Task:
Copy the lines in the entries below word for word, starting with the line that contains "- legend-label-rural: Rural: [571, 178, 605, 193]" and going on through the line that contains "- bars: [150, 49, 488, 293]".

Records shown:
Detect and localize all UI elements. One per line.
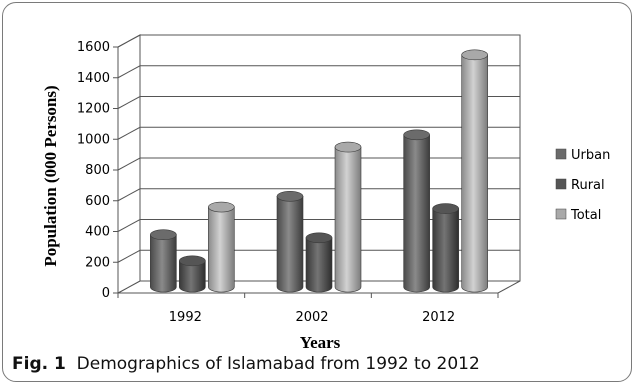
- legend-label-rural: Rural: [571, 178, 605, 193]
- y-tick-label: 1200: [77, 102, 110, 117]
- y-tick-label: 1000: [77, 132, 110, 147]
- x-axis-title: Years: [300, 333, 341, 352]
- legend-swatch-urban: [555, 148, 567, 160]
- bar-rural-2002: [305, 232, 333, 293]
- legend: Urban Rural Total: [555, 148, 610, 223]
- y-tick-label: 1400: [77, 71, 110, 86]
- legend-swatch-total: [555, 208, 567, 220]
- y-tick-label: 800: [85, 163, 110, 178]
- legend-label-urban: Urban: [571, 148, 610, 163]
- bar-total-1992: [208, 201, 235, 293]
- y-tick-label: 200: [85, 255, 110, 270]
- gridline: [117, 34, 520, 48]
- caption-label: Fig. 1: [12, 354, 66, 374]
- bar-urban-2012: [403, 129, 430, 293]
- y-tick-label: 400: [85, 225, 110, 240]
- gridline: [117, 188, 520, 202]
- x-tick-label: 2002: [295, 310, 328, 325]
- x-tick-label: 2012: [422, 310, 455, 325]
- bar-urban-1992: [150, 229, 177, 293]
- y-tick-label: 0: [102, 286, 110, 301]
- legend-label-total: Total: [570, 208, 601, 223]
- y-axis-title: Population (000 Persons): [41, 85, 60, 266]
- gridline: [117, 249, 520, 263]
- bars: [150, 49, 488, 293]
- x-axis-ticks: 1992 2002 2012: [117, 293, 499, 325]
- caption-text: Demographics of Islamabad from 1992 to 2…: [76, 354, 480, 374]
- gridline: [117, 157, 520, 171]
- gridline: [117, 219, 520, 232]
- y-tick-label: 600: [85, 194, 110, 209]
- gridline: [117, 126, 520, 140]
- gridline: [117, 65, 520, 79]
- bar-total-2002: [334, 141, 362, 293]
- legend-swatch-rural: [555, 178, 567, 190]
- bar-total-2012: [461, 49, 488, 293]
- y-axis-ticks: 0 200 400 600 800 1000 1200 1400 1600: [77, 34, 520, 301]
- x-tick-label: 1992: [169, 310, 202, 325]
- bar-rural-1992: [179, 255, 206, 293]
- y-tick-label: 1600: [77, 40, 110, 55]
- bar-urban-2002: [276, 190, 304, 293]
- bar-rural-2012: [432, 203, 459, 293]
- gridline: [117, 96, 520, 109]
- figure-caption: Fig. 1 Demographics of Islamabad from 19…: [12, 354, 480, 374]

Complete output:
- legend-label-rural: Rural: [571, 178, 605, 193]
- y-tick-label: 1200: [77, 102, 110, 117]
- y-tick-label: 1000: [77, 132, 110, 147]
- x-axis-title: Years: [300, 333, 341, 352]
- legend-swatch-urban: [555, 148, 567, 160]
- bar-rural-2002: [305, 232, 333, 293]
- legend: Urban Rural Total: [555, 148, 610, 223]
- y-tick-label: 1400: [77, 71, 110, 86]
- legend-swatch-total: [555, 208, 567, 220]
- y-tick-label: 800: [85, 163, 110, 178]
- legend-label-urban: Urban: [571, 148, 610, 163]
- bar-total-1992: [208, 201, 235, 293]
- y-tick-label: 200: [85, 255, 110, 270]
- gridline: [117, 34, 520, 48]
- caption-label: Fig. 1: [12, 354, 66, 374]
- bar-urban-2012: [403, 129, 430, 293]
- y-tick-label: 400: [85, 225, 110, 240]
- gridline: [117, 188, 520, 202]
- x-tick-label: 2002: [295, 310, 328, 325]
- x-tick-label: 2012: [422, 310, 455, 325]
- bar-urban-1992: [150, 229, 177, 293]
- y-tick-label: 0: [102, 286, 110, 301]
- legend-label-total: Total: [570, 208, 601, 223]
- y-axis-title: Population (000 Persons): [41, 85, 60, 266]
- gridline: [117, 249, 520, 263]
- bars: [150, 49, 488, 293]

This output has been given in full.